Brief => Make an exact copy of the entries, and keep any pictures out of it.

=====

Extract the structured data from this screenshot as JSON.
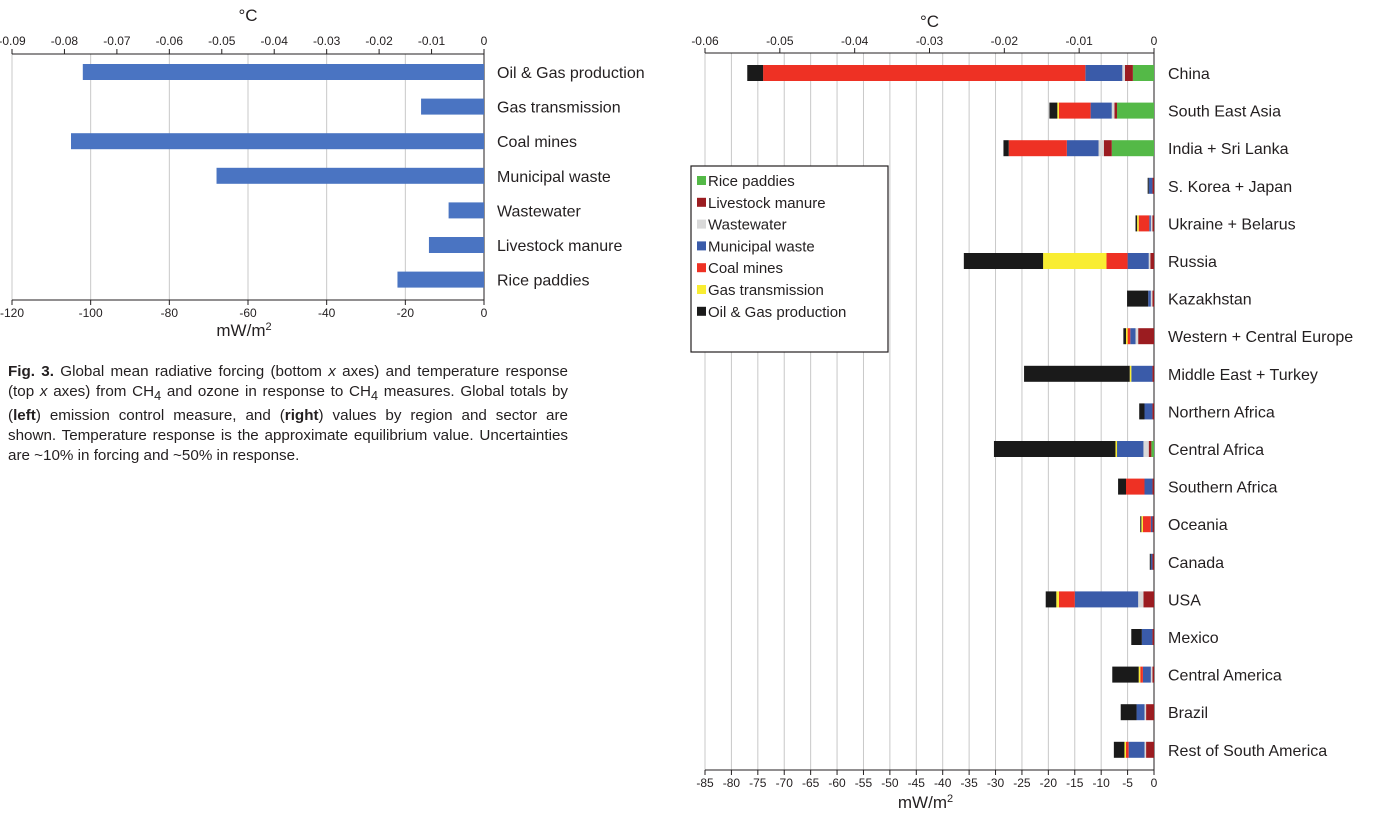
{
  "caption": {
    "fig": "Fig. 3.",
    "t1": " Global mean radiative forcing (bottom ",
    "x1": "x",
    "t2": " axes) and temperature response (top ",
    "x2": "x",
    "t3": " axes) from CH",
    "sub1": "4",
    "t4": " and ozone in response to CH",
    "sub2": "4",
    "t5": " measures. Global totals by (",
    "b1": "left",
    "t6": ") emission control measure, and (",
    "b2": "right",
    "t7": ") values by region and sector are shown. Temperature response is the approximate equilibrium value. Uncertainties are ~10% in forcing and ~50% in response."
  },
  "chart_data": [
    {
      "type": "bar",
      "orientation": "horizontal",
      "top_axis_label": "°C",
      "top_ticks": [
        "-0.09",
        "-0.08",
        "-0.07",
        "-0.06",
        "-0.05",
        "-0.04",
        "-0.03",
        "-0.02",
        "-0.01",
        "0"
      ],
      "top_range": [
        -0.09,
        0
      ],
      "xlabel": "mW/m²",
      "bottom_ticks": [
        "-120",
        "-100",
        "-80",
        "-60",
        "-40",
        "-20",
        "0"
      ],
      "xlim": [
        -120,
        0
      ],
      "categories": [
        "Oil & Gas production",
        "Gas transmission",
        "Coal mines",
        "Municipal waste",
        "Wastewater",
        "Livestock manure",
        "Rice paddies"
      ],
      "values": [
        -102,
        -16,
        -105,
        -68,
        -9,
        -14,
        -22
      ],
      "color": "#4a74c2",
      "grid": true
    },
    {
      "type": "bar",
      "orientation": "horizontal",
      "stacked": true,
      "top_axis_label": "°C",
      "top_ticks": [
        "-0.06",
        "-0.05",
        "-0.04",
        "-0.03",
        "-0.02",
        "-0.01",
        "0"
      ],
      "top_range": [
        -0.06,
        0
      ],
      "xlabel": "mW/m²",
      "bottom_ticks": [
        "-85",
        "-80",
        "-75",
        "-70",
        "-65",
        "-60",
        "-55",
        "-50",
        "-45",
        "-40",
        "-35",
        "-30",
        "-25",
        "-20",
        "-15",
        "-10",
        "-5",
        "0"
      ],
      "xlim": [
        -85,
        0
      ],
      "legend_position": "left",
      "categories": [
        "China",
        "South East Asia",
        "India + Sri Lanka",
        "S. Korea + Japan",
        "Ukraine + Belarus",
        "Russia",
        "Kazakhstan",
        "Western + Central Europe",
        "Middle East + Turkey",
        "Northern Africa",
        "Central Africa",
        "Southern Africa",
        "Oceania",
        "Canada",
        "USA",
        "Mexico",
        "Central America",
        "Brazil",
        "Rest of South America"
      ],
      "series": [
        {
          "name": "Rice paddies",
          "color": "#54b947",
          "values": [
            -4,
            -7,
            -8,
            0,
            0,
            0,
            0,
            0,
            0,
            0,
            -0.5,
            0,
            0,
            0,
            0,
            0,
            0,
            0,
            0
          ]
        },
        {
          "name": "Livestock manure",
          "color": "#9b1c20",
          "values": [
            -1.5,
            -0.5,
            -1.5,
            -0.3,
            -0.3,
            -0.7,
            -0.3,
            -3,
            -0.3,
            -0.3,
            -0.5,
            -0.3,
            -0.3,
            -0.3,
            -2,
            -0.3,
            -0.3,
            -1.5,
            -1.5
          ]
        },
        {
          "name": "Wastewater",
          "color": "#d9d9d9",
          "values": [
            -0.5,
            -0.5,
            -1,
            0,
            -0.3,
            -0.3,
            -0.3,
            -0.5,
            0,
            0,
            -1,
            0,
            0,
            0,
            -1,
            0,
            -0.3,
            -0.3,
            -0.3
          ]
        },
        {
          "name": "Municipal waste",
          "color": "#3a5ba9",
          "values": [
            -7,
            -4,
            -6,
            -0.7,
            -0.3,
            -4,
            -0.5,
            -1,
            -4,
            -1.5,
            -5,
            -1.5,
            -0.3,
            -0.3,
            -12,
            -2,
            -1.5,
            -1.5,
            -3
          ]
        },
        {
          "name": "Coal mines",
          "color": "#ee3124",
          "values": [
            -61,
            -6,
            -11,
            0,
            -2,
            -4,
            0,
            -0.5,
            0,
            0,
            0,
            -3.5,
            -1.5,
            0,
            -3,
            0,
            -0.5,
            0,
            -0.5
          ]
        },
        {
          "name": "Gas transmission",
          "color": "#f9ed32",
          "values": [
            0,
            -0.3,
            0,
            0,
            -0.3,
            -12,
            0,
            -0.3,
            -0.3,
            0,
            -0.3,
            0,
            -0.3,
            0,
            -0.5,
            0,
            -0.3,
            0,
            -0.3
          ]
        },
        {
          "name": "Oil & Gas production",
          "color": "#1a1a1a",
          "values": [
            -3,
            -1.5,
            -1,
            -0.2,
            -0.3,
            -15,
            -4,
            -0.5,
            -20,
            -1,
            -23,
            -1.5,
            -0.2,
            -0.2,
            -2,
            -2,
            -5,
            -3,
            -2
          ]
        }
      ],
      "grid": true
    }
  ]
}
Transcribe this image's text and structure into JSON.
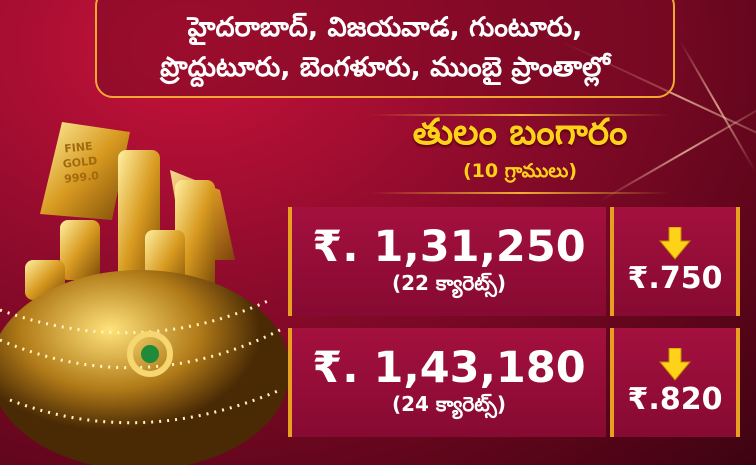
{
  "banner": {
    "line1": "హైదరాబాద్, విజయవాడ, గుంటూరు,",
    "line2": "ప్రొద్దుటూరు, బెంగళూరు, ముంబై ప్రాంతాల్లో"
  },
  "title": "తులం బంగారం",
  "subtitle": "(10 గ్రాములు)",
  "gold_bar_text": "FINE GOLD 999.0",
  "rates": [
    {
      "price": "₹. 1,31,250",
      "karat": "(22 క్యారెట్స్)",
      "change": "₹.750",
      "direction": "down"
    },
    {
      "price": "₹. 1,43,180",
      "karat": "(24 క్యారెట్స్)",
      "change": "₹.820",
      "direction": "down"
    }
  ],
  "colors": {
    "accent": "#ffd21a",
    "border": "#e8a020",
    "box": "#9a0e3a"
  }
}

=====

Complete output =>
Extract the structured data from this screenshot as JSON.
{
  "caption": {
    "fig": "Fig. 3.",
    "t1": " Global mean radiative forcing (bottom ",
    "x1": "x",
    "t2": " axes) and temperature response (top ",
    "x2": "x",
    "t3": " axes) from CH",
    "sub1": "4",
    "t4": " and ozone in response to CH",
    "sub2": "4",
    "t5": " measures. Global totals by (",
    "b1": "left",
    "t6": ") emission control measure, and (",
    "b2": "right",
    "t7": ") values by region and sector are shown. Temperature response is the approximate equilibrium value. Uncertainties are ~10% in forcing and ~50% in response."
  },
  "chart_data": [
    {
      "type": "bar",
      "orientation": "horizontal",
      "top_axis_label": "°C",
      "top_ticks": [
        "-0.09",
        "-0.08",
        "-0.07",
        "-0.06",
        "-0.05",
        "-0.04",
        "-0.03",
        "-0.02",
        "-0.01",
        "0"
      ],
      "top_range": [
        -0.09,
        0
      ],
      "xlabel": "mW/m²",
      "bottom_ticks": [
        "-120",
        "-100",
        "-80",
        "-60",
        "-40",
        "-20",
        "0"
      ],
      "xlim": [
        -120,
        0
      ],
      "categories": [
        "Oil & Gas production",
        "Gas transmission",
        "Coal mines",
        "Municipal waste",
        "Wastewater",
        "Livestock manure",
        "Rice paddies"
      ],
      "values": [
        -102,
        -16,
        -105,
        -68,
        -9,
        -14,
        -22
      ],
      "color": "#4a74c2",
      "grid": true
    },
    {
      "type": "bar",
      "orientation": "horizontal",
      "stacked": true,
      "top_axis_label": "°C",
      "top_ticks": [
        "-0.06",
        "-0.05",
        "-0.04",
        "-0.03",
        "-0.02",
        "-0.01",
        "0"
      ],
      "top_range": [
        -0.06,
        0
      ],
      "xlabel": "mW/m²",
      "bottom_ticks": [
        "-85",
        "-80",
        "-75",
        "-70",
        "-65",
        "-60",
        "-55",
        "-50",
        "-45",
        "-40",
        "-35",
        "-30",
        "-25",
        "-20",
        "-15",
        "-10",
        "-5",
        "0"
      ],
      "xlim": [
        -85,
        0
      ],
      "legend_position": "left",
      "categories": [
        "China",
        "South East Asia",
        "India + Sri Lanka",
        "S. Korea + Japan",
        "Ukraine + Belarus",
        "Russia",
        "Kazakhstan",
        "Western + Central Europe",
        "Middle East + Turkey",
        "Northern Africa",
        "Central Africa",
        "Southern Africa",
        "Oceania",
        "Canada",
        "USA",
        "Mexico",
        "Central America",
        "Brazil",
        "Rest of South America"
      ],
      "series": [
        {
          "name": "Rice paddies",
          "color": "#54b947",
          "values": [
            -4,
            -7,
            -8,
            0,
            0,
            0,
            0,
            0,
            0,
            0,
            -0.5,
            0,
            0,
            0,
            0,
            0,
            0,
            0,
            0
          ]
        },
        {
          "name": "Livestock manure",
          "color": "#9b1c20",
          "values": [
            -1.5,
            -0.5,
            -1.5,
            -0.3,
            -0.3,
            -0.7,
            -0.3,
            -3,
            -0.3,
            -0.3,
            -0.5,
            -0.3,
            -0.3,
            -0.3,
            -2,
            -0.3,
            -0.3,
            -1.5,
            -1.5
          ]
        },
        {
          "name": "Wastewater",
          "color": "#d9d9d9",
          "values": [
            -0.5,
            -0.5,
            -1,
            0,
            -0.3,
            -0.3,
            -0.3,
            -0.5,
            0,
            0,
            -1,
            0,
            0,
            0,
            -1,
            0,
            -0.3,
            -0.3,
            -0.3
          ]
        },
        {
          "name": "Municipal waste",
          "color": "#3a5ba9",
          "values": [
            -7,
            -4,
            -6,
            -0.7,
            -0.3,
            -4,
            -0.5,
            -1,
            -4,
            -1.5,
            -5,
            -1.5,
            -0.3,
            -0.3,
            -12,
            -2,
            -1.5,
            -1.5,
            -3
          ]
        },
        {
          "name": "Coal mines",
          "color": "#ee3124",
          "values": [
            -61,
            -6,
            -11,
            0,
            -2,
            -4,
            0,
            -0.5,
            0,
            0,
            0,
            -3.5,
            -1.5,
            0,
            -3,
            0,
            -0.5,
            0,
            -0.5
          ]
        },
        {
          "name": "Gas transmission",
          "color": "#f9ed32",
          "values": [
            0,
            -0.3,
            0,
            0,
            -0.3,
            -12,
            0,
            -0.3,
            -0.3,
            0,
            -0.3,
            0,
            -0.3,
            0,
            -0.5,
            0,
            -0.3,
            0,
            -0.3
          ]
        },
        {
          "name": "Oil & Gas production",
          "color": "#1a1a1a",
          "values": [
            -3,
            -1.5,
            -1,
            -0.2,
            -0.3,
            -15,
            -4,
            -0.5,
            -20,
            -1,
            -23,
            -1.5,
            -0.2,
            -0.2,
            -2,
            -2,
            -5,
            -3,
            -2
          ]
        }
      ],
      "grid": true
    }
  ]
}
Transcribe this image's text and structure into JSON.
{
  "banner": {
    "line1": "హైదరాబాద్, విజయవాడ, గుంటూరు,",
    "line2": "ప్రొద్దుటూరు, బెంగళూరు, ముంబై ప్రాంతాల్లో"
  },
  "title": "తులం బంగారం",
  "subtitle": "(10 గ్రాములు)",
  "gold_bar_text": "FINE GOLD 999.0",
  "rates": [
    {
      "price": "₹. 1,31,250",
      "karat": "(22 క్యారెట్స్)",
      "change": "₹.750",
      "direction": "down"
    },
    {
      "price": "₹. 1,43,180",
      "karat": "(24 క్యారెట్స్)",
      "change": "₹.820",
      "direction": "down"
    }
  ],
  "colors": {
    "accent": "#ffd21a",
    "border": "#e8a020",
    "box": "#9a0e3a"
  }
}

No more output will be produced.